Select lines where the word "gian" appears.

▶ **Supplied data**:

======

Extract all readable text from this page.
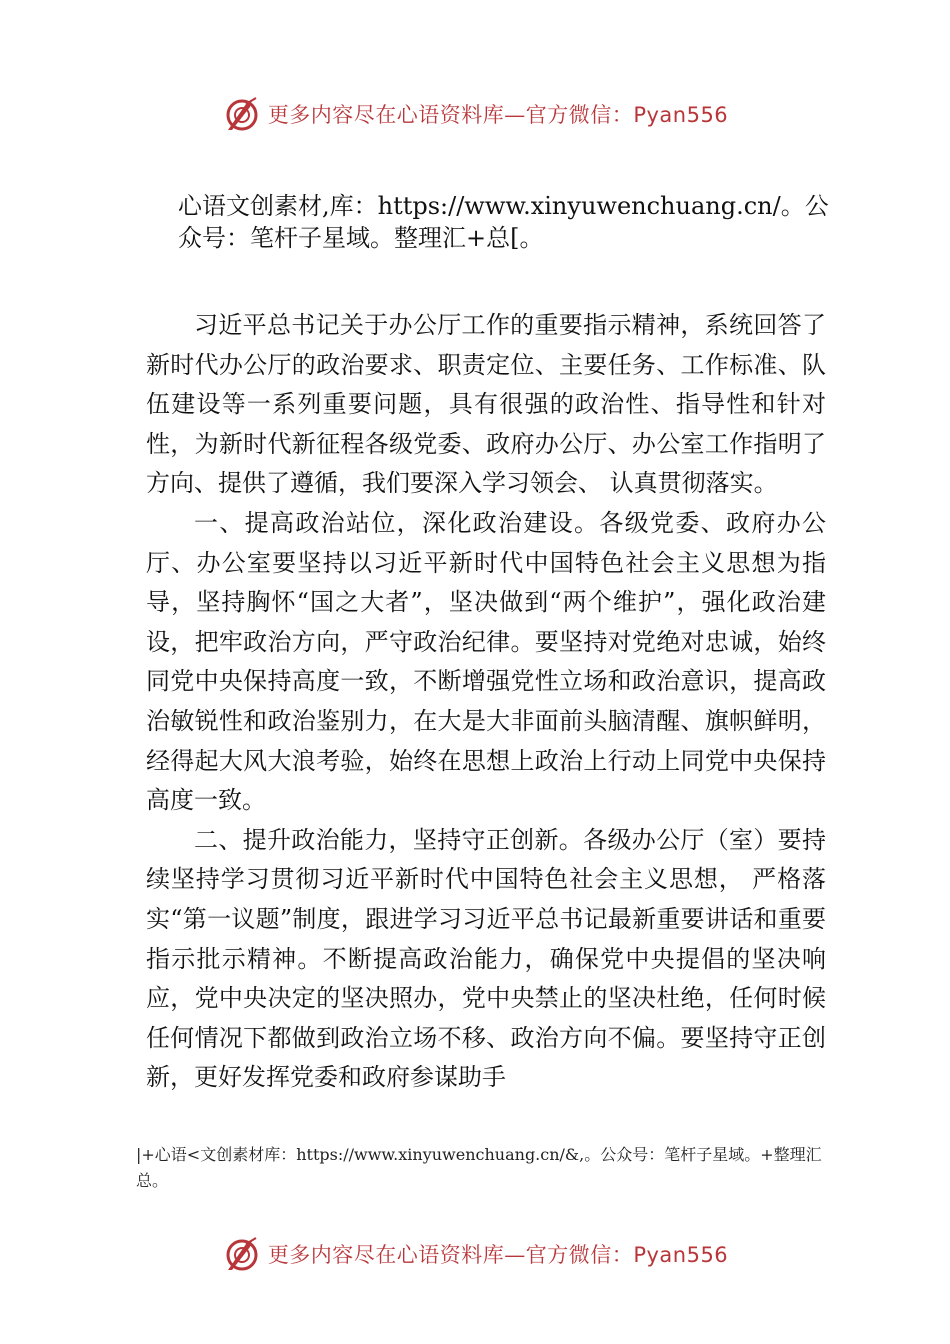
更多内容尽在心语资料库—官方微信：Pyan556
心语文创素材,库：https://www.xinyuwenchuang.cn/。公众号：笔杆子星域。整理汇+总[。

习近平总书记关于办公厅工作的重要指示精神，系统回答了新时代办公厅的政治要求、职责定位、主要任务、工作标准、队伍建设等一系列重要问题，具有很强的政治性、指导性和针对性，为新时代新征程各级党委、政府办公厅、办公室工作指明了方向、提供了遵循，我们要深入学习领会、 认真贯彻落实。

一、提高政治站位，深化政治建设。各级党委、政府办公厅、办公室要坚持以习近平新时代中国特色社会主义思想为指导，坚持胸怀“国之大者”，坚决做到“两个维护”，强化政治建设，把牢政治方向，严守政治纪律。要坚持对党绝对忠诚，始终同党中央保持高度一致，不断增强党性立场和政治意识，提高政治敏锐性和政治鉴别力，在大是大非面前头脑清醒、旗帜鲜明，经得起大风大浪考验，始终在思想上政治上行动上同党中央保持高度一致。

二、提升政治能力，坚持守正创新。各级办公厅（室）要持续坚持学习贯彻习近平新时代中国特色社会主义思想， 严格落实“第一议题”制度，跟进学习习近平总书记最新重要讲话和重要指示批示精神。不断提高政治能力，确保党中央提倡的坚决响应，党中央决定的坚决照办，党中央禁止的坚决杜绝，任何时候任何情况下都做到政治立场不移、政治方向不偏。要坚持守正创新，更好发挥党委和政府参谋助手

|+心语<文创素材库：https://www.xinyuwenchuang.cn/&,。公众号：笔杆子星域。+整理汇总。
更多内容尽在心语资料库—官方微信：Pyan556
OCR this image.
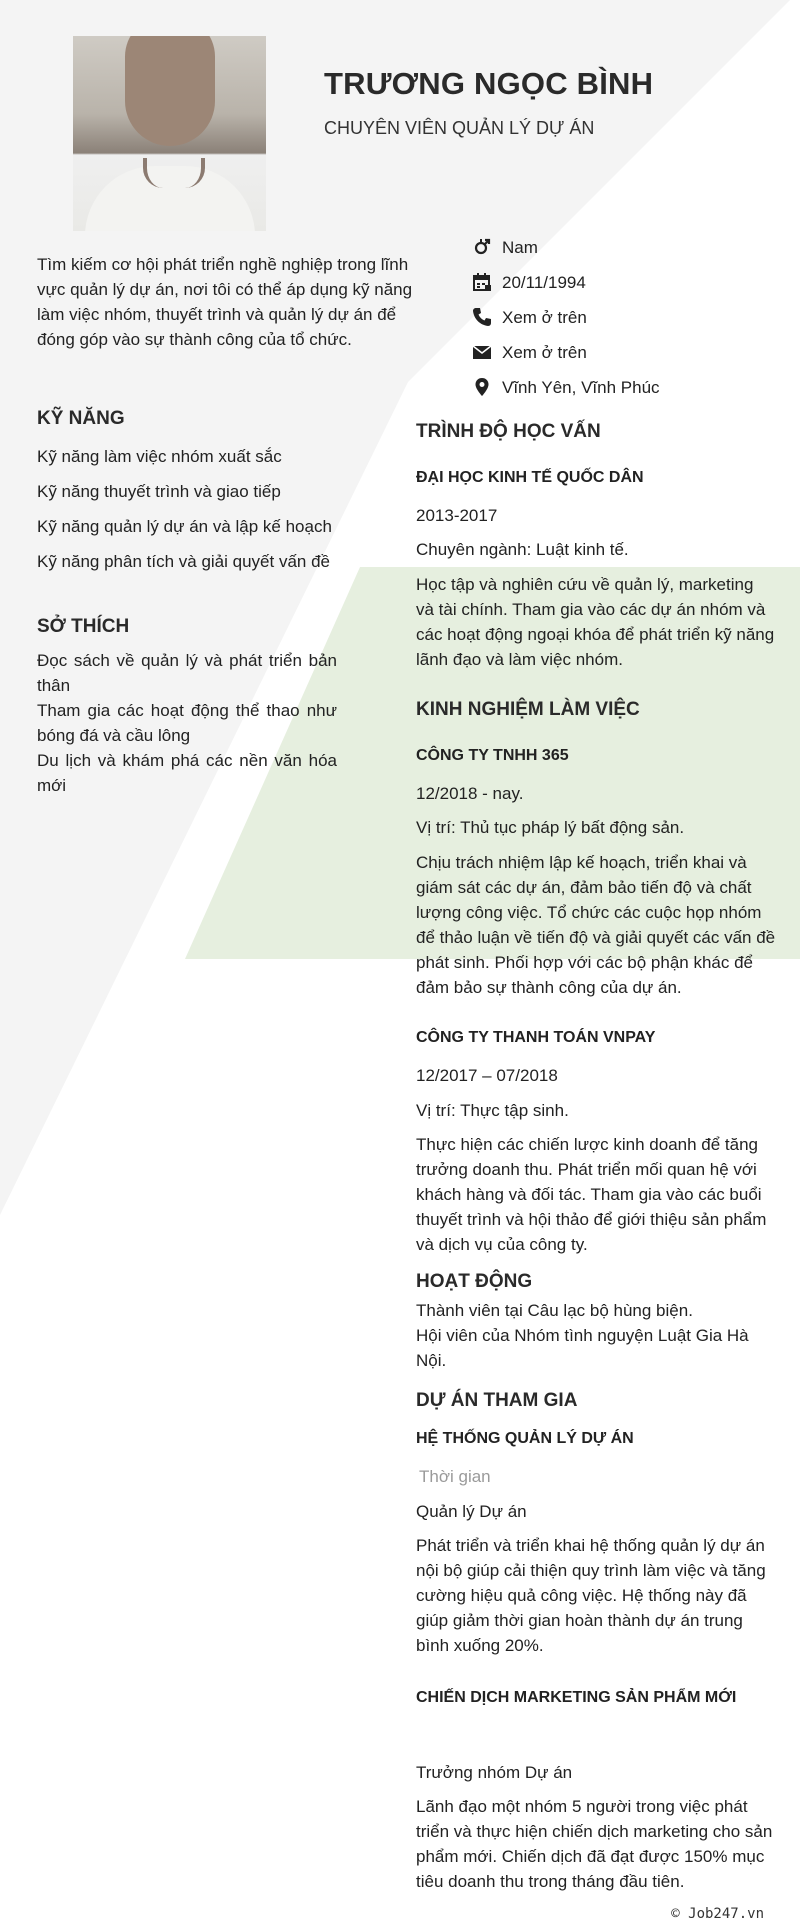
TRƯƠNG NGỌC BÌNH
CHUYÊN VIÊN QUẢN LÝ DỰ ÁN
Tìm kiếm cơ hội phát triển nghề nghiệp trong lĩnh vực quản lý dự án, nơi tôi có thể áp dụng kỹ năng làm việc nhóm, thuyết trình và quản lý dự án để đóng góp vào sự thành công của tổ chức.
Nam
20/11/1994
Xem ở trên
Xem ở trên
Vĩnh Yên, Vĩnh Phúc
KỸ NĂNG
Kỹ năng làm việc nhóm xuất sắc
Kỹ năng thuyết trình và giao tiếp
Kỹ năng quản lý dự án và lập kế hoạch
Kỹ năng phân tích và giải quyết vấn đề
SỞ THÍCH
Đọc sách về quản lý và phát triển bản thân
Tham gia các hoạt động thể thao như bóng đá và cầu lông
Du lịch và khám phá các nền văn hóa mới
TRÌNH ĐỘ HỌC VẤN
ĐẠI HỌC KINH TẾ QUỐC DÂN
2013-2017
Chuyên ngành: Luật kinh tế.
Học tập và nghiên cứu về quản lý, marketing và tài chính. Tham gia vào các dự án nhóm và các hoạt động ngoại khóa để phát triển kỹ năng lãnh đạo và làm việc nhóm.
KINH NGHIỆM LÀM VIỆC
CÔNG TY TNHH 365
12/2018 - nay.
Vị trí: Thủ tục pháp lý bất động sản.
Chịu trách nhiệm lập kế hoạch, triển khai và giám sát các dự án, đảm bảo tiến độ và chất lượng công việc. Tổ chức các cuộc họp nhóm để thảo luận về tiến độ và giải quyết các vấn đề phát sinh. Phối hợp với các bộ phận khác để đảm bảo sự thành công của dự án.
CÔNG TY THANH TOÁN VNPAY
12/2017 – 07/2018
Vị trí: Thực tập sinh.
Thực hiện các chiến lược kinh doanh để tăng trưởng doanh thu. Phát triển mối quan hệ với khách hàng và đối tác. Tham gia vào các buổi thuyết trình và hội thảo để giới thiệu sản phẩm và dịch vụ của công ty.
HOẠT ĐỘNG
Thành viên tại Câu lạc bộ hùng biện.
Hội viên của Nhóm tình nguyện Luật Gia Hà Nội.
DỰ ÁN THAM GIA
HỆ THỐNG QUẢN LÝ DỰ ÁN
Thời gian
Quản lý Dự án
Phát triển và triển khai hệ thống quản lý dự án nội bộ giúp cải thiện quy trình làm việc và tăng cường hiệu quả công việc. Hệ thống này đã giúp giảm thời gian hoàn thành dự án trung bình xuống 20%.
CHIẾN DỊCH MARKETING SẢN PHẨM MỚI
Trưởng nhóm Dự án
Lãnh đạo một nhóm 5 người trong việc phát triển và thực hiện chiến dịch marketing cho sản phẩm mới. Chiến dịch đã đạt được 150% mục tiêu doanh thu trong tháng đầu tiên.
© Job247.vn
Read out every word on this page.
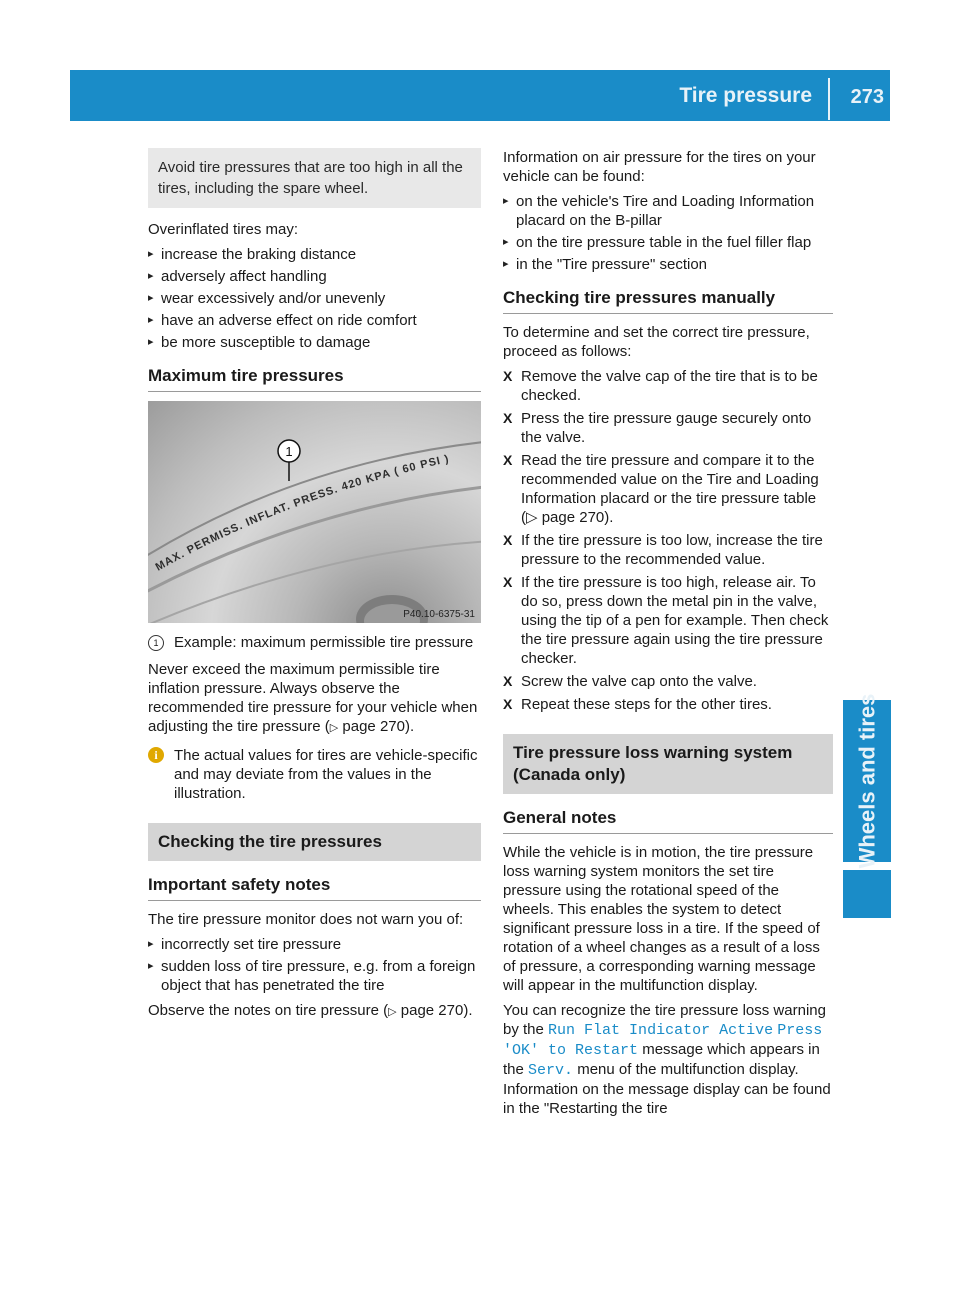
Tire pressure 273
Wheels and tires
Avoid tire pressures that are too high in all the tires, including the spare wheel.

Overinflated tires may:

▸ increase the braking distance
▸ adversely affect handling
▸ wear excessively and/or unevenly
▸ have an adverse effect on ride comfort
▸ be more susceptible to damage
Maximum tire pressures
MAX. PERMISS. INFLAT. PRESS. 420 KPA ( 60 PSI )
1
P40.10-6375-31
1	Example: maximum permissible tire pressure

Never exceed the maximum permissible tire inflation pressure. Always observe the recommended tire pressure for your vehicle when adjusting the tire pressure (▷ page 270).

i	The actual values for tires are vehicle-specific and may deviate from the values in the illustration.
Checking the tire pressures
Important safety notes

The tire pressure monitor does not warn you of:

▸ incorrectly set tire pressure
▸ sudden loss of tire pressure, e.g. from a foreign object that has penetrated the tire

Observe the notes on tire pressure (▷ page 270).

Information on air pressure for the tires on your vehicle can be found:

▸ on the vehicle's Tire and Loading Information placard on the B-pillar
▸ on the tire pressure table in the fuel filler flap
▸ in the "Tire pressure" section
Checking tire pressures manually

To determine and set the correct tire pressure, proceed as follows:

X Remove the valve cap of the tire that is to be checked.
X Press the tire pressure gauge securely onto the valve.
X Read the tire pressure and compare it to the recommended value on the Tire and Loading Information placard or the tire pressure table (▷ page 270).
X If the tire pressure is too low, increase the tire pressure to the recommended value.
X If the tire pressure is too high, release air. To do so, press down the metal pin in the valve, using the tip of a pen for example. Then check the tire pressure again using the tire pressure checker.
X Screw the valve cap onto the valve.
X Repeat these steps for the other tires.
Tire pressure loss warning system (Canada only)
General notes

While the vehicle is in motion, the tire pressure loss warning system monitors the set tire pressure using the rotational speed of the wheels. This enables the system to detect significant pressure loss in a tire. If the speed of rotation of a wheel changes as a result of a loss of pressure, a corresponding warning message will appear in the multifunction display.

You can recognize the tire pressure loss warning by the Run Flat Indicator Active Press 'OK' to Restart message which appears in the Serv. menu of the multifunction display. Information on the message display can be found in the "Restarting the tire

======

▶ **Response**:
Thời gian
Phát triển và triển khai hệ thống quản lý dự án nội bộ giúp cải thiện quy trình làm việc và tăng cường hiệu quả công việc. Hệ thống này đã giúp giảm thời gian hoàn thành dự án trung bình xuống 20%.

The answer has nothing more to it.